**Stored dataset items**
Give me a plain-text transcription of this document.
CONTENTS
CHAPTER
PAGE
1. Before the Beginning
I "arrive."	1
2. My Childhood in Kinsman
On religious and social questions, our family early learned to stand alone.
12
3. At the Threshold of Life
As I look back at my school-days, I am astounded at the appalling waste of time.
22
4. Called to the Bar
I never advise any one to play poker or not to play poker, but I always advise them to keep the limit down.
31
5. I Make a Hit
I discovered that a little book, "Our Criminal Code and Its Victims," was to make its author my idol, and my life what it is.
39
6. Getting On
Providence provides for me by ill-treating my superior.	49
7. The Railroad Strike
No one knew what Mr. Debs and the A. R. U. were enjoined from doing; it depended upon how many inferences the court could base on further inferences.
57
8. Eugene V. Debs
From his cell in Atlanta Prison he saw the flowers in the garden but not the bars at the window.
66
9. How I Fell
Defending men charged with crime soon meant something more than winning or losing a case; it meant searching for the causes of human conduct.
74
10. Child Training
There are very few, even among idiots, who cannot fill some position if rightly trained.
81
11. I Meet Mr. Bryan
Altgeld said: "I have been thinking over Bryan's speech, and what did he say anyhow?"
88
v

**WRITTEN REQUEST**
Retype the entries exactly, including every line.

**RESPONSE**
Give me a plain-text transcription of this document.
CONTENTS
CHAPTER
PAGE
1. Before the Beginning
I "arrive."	1
2. My Childhood in Kinsman
On religious and social questions, our family early learned to stand alone.
12
3. At the Threshold of Life
As I look back at my school-days, I am astounded at the appalling waste of time.
22
4. Called to the Bar
I never advise any one to play poker or not to play poker, but I always advise them to keep the limit down.
31
5. I Make a Hit
I discovered that a little book, "Our Criminal Code and Its Victims," was to make its author my idol, and my life what it is.
39
6. Getting On
Providence provides for me by ill-treating my superior.	49
7. The Railroad Strike
No one knew what Mr. Debs and the A. R. U. were enjoined from doing; it depended upon how many inferences the court could base on further inferences.
57
8. Eugene V. Debs
From his cell in Atlanta Prison he saw the flowers in the garden but not the bars at the window.
66
9. How I Fell
Defending men charged with crime soon meant something more than winning or losing a case; it meant searching for the causes of human conduct.
74
10. Child Training
There are very few, even among idiots, who cannot fill some position if rightly trained.
81
11. I Meet Mr. Bryan
Altgeld said: "I have been thinking over Bryan's speech, and what did he say anyhow?"
88
v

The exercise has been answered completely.